▸ **Materials provided**

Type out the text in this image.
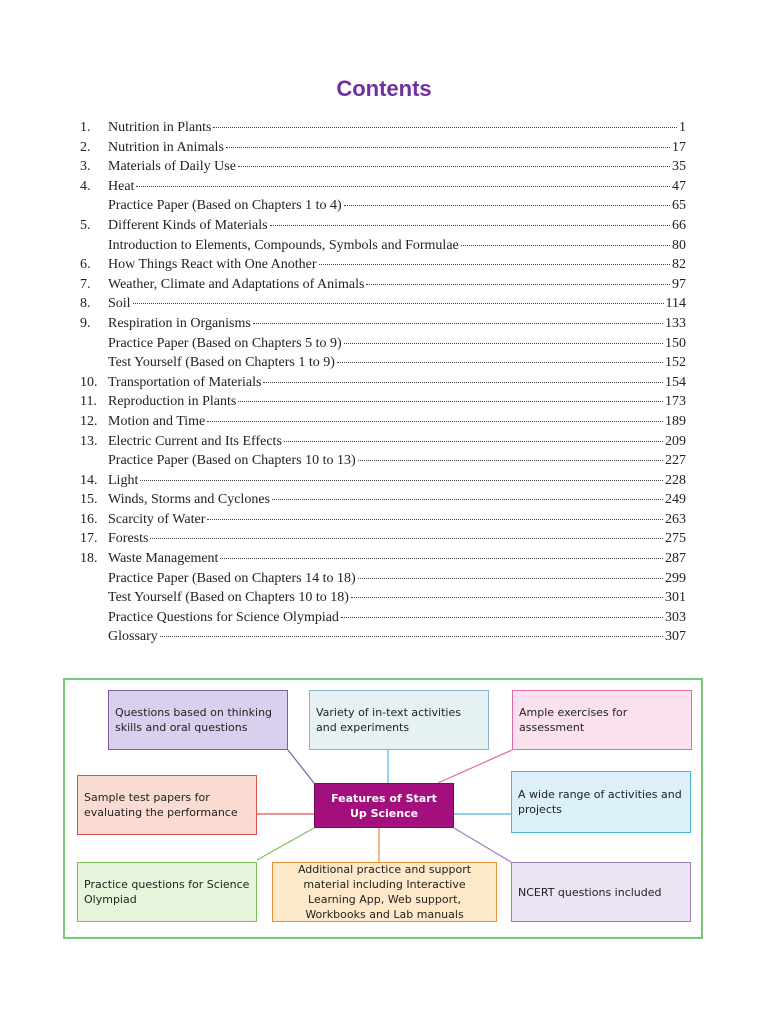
Contents
1.	Nutrition in Plants	1
2.	Nutrition in Animals	17
3.	Materials of Daily Use	35
4.	Heat	47
Practice Paper (Based on Chapters 1 to 4)	65
5.	Different Kinds of Materials	66
Introduction to Elements, Compounds, Symbols and Formulae	80
6.	How Things React with One Another	82
7.	Weather, Climate and Adaptations of Animals	97
8.	Soil	114
9.	Respiration in Organisms	133
Practice Paper (Based on Chapters 5 to 9)	150
Test Yourself (Based on Chapters 1 to 9)	152
10. Transportation of Materials	154
11. Reproduction in Plants	173
12. Motion and Time	189
13. Electric Current and Its Effects	209
Practice Paper (Based on Chapters 10 to 13)	227
14. Light	228
15. Winds, Storms and Cyclones	249
16. Scarcity of Water	263
17. Forests	275
18. Waste Management	287
Practice Paper (Based on Chapters 14 to 18)	299
Test Yourself (Based on Chapters 10 to 18)	301
Practice Questions for Science Olympiad	303
Glossary	307
Features of Start Up Science
Questions based on thinking skills and oral questions
Variety of in-text activities and experiments
Ample exercises for assessment
Sample test papers for evaluating the performance
A wide range of activities and projects
Practice questions for Science Olympiad
Additional practice and support material including Interactive Learning App, Web support, Workbooks and Lab manuals
NCERT questions included
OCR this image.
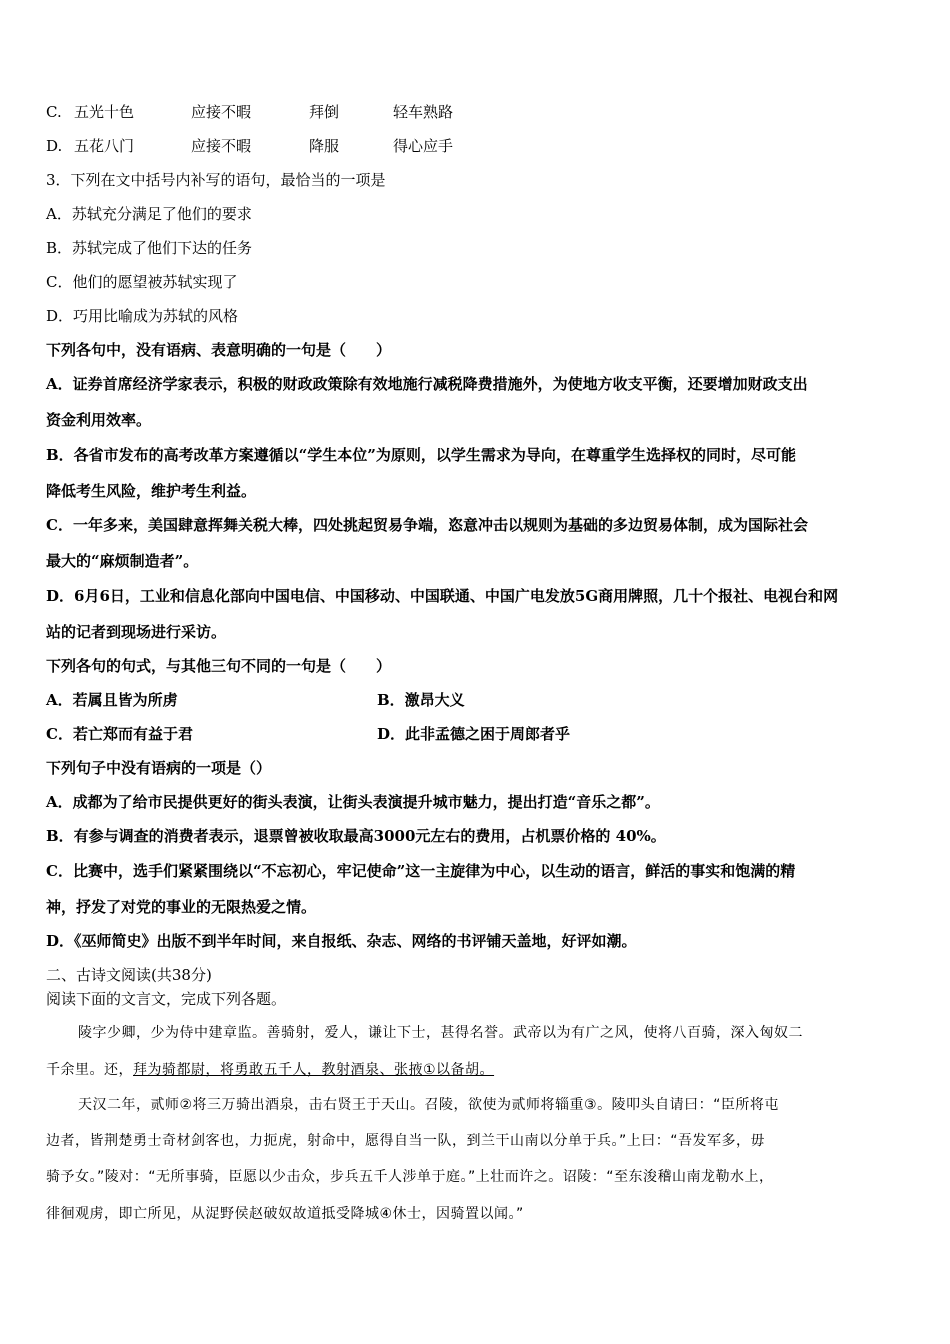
C. 五光十色	应接不暇	拜倒	轻车熟路
D. 五花八门	应接不暇	降服	得心应手
3．下列在文中括号内补写的语句，最恰当的一项是
A．苏轼充分满足了他们的要求
B．苏轼完成了他们下达的任务
C．他们的愿望被苏轼实现了
D．巧用比喻成为苏轼的风格
下列各句中，没有语病、表意明确的一句是（　　）
A．证券首席经济学家表示，积极的财政政策除有效地施行减税降费措施外，为使地方收支平衡，还要增加财政支出
资金利用效率。
B．各省市发布的高考改革方案遵循以“学生本位”为原则，以学生需求为导向，在尊重学生选择权的同时，尽可能
降低考生风险，维护考生利益。
C．一年多来，美国肆意挥舞关税大棒，四处挑起贸易争端，恣意冲击以规则为基础的多边贸易体制，成为国际社会
最大的“麻烦制造者”。
D．6月6日，工业和信息化部向中国电信、中国移动、中国联通、中国广电发放5G商用牌照，几十个报社、电视台和网
站的记者到现场进行采访。
下列各句的句式，与其他三句不同的一句是（　　）
A．若属且皆为所虏	B．激昂大义
C．若亡郑而有益于君	D．此非孟德之困于周郎者乎
下列句子中没有语病的一项是（）
A．成都为了给市民提供更好的街头表演，让街头表演提升城市魅力，提出打造“音乐之都”。
B．有参与调查的消费者表示，退票曾被收取最高3000元左右的费用，占机票价格的 40%。
C．比赛中，选手们紧紧围绕以“不忘初心，牢记使命”这一主旋律为中心，以生动的语言，鲜活的事实和饱满的精
神，抒发了对党的事业的无限热爱之情。
D．《巫师简史》出版不到半年时间，来自报纸、杂志、网络的书评铺天盖地，好评如潮。
二、古诗文阅读(共38分)
阅读下面的文言文，完成下列各题。
陵字少卿，少为侍中建章监。善骑射，爱人，谦让下士，甚得名誉。武帝以为有广之风，使将八百骑，深入匈奴二
千余里。还，拜为骑都尉，将勇敢五千人，教射酒泉、张掖①以备胡。
天汉二年，贰师②将三万骑出酒泉，击右贤王于天山。召陵，欲使为贰师将辎重③。陵叩头自请曰：“臣所将屯
边者，皆荆楚勇士奇材剑客也，力扼虎，射命中，愿得自当一队，到兰干山南以分单于兵。”上曰：“吾发军多，毋
骑予女。”陵对：“无所事骑，臣愿以少击众，步兵五千人涉单于庭。”上壮而许之。诏陵：“至东浚稽山南龙勒水上，
徘徊观虏，即亡所见，从浞野侯赵破奴故道抵受降城④休士，因骑置以闻。”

▸ **Stated exercise**
Copy exactly, please, the lines that run from the line holding "OCR this image." through the closing line of the material above, omitting every picture.

▸ **Task answer**
OCR this image.
C. 五光十色	应接不暇	拜倒	轻车熟路
D. 五花八门	应接不暇	降服	得心应手
3．下列在文中括号内补写的语句，最恰当的一项是
A．苏轼充分满足了他们的要求
B．苏轼完成了他们下达的任务
C．他们的愿望被苏轼实现了
D．巧用比喻成为苏轼的风格
下列各句中，没有语病、表意明确的一句是（　　）
A．证券首席经济学家表示，积极的财政政策除有效地施行减税降费措施外，为使地方收支平衡，还要增加财政支出
资金利用效率。
B．各省市发布的高考改革方案遵循以“学生本位”为原则，以学生需求为导向，在尊重学生选择权的同时，尽可能
降低考生风险，维护考生利益。
C．一年多来，美国肆意挥舞关税大棒，四处挑起贸易争端，恣意冲击以规则为基础的多边贸易体制，成为国际社会
最大的“麻烦制造者”。
D．6月6日，工业和信息化部向中国电信、中国移动、中国联通、中国广电发放5G商用牌照，几十个报社、电视台和网
站的记者到现场进行采访。
下列各句的句式，与其他三句不同的一句是（　　）
A．若属且皆为所虏	B．激昂大义
C．若亡郑而有益于君	D．此非孟德之困于周郎者乎
下列句子中没有语病的一项是（）
A．成都为了给市民提供更好的街头表演，让街头表演提升城市魅力，提出打造“音乐之都”。
B．有参与调查的消费者表示，退票曾被收取最高3000元左右的费用，占机票价格的 40%。
C．比赛中，选手们紧紧围绕以“不忘初心，牢记使命”这一主旋律为中心，以生动的语言，鲜活的事实和饱满的精
神，抒发了对党的事业的无限热爱之情。
D．《巫师简史》出版不到半年时间，来自报纸、杂志、网络的书评铺天盖地，好评如潮。
二、古诗文阅读(共38分)
阅读下面的文言文，完成下列各题。
陵字少卿，少为侍中建章监。善骑射，爱人，谦让下士，甚得名誉。武帝以为有广之风，使将八百骑，深入匈奴二
千余里。还，拜为骑都尉，将勇敢五千人，教射酒泉、张掖①以备胡。
天汉二年，贰师②将三万骑出酒泉，击右贤王于天山。召陵，欲使为贰师将辎重③。陵叩头自请曰：“臣所将屯
边者，皆荆楚勇士奇材剑客也，力扼虎，射命中，愿得自当一队，到兰干山南以分单于兵。”上曰：“吾发军多，毋
骑予女。”陵对：“无所事骑，臣愿以少击众，步兵五千人涉单于庭。”上壮而许之。诏陵：“至东浚稽山南龙勒水上，
徘徊观虏，即亡所见，从浞野侯赵破奴故道抵受降城④休士，因骑置以闻。”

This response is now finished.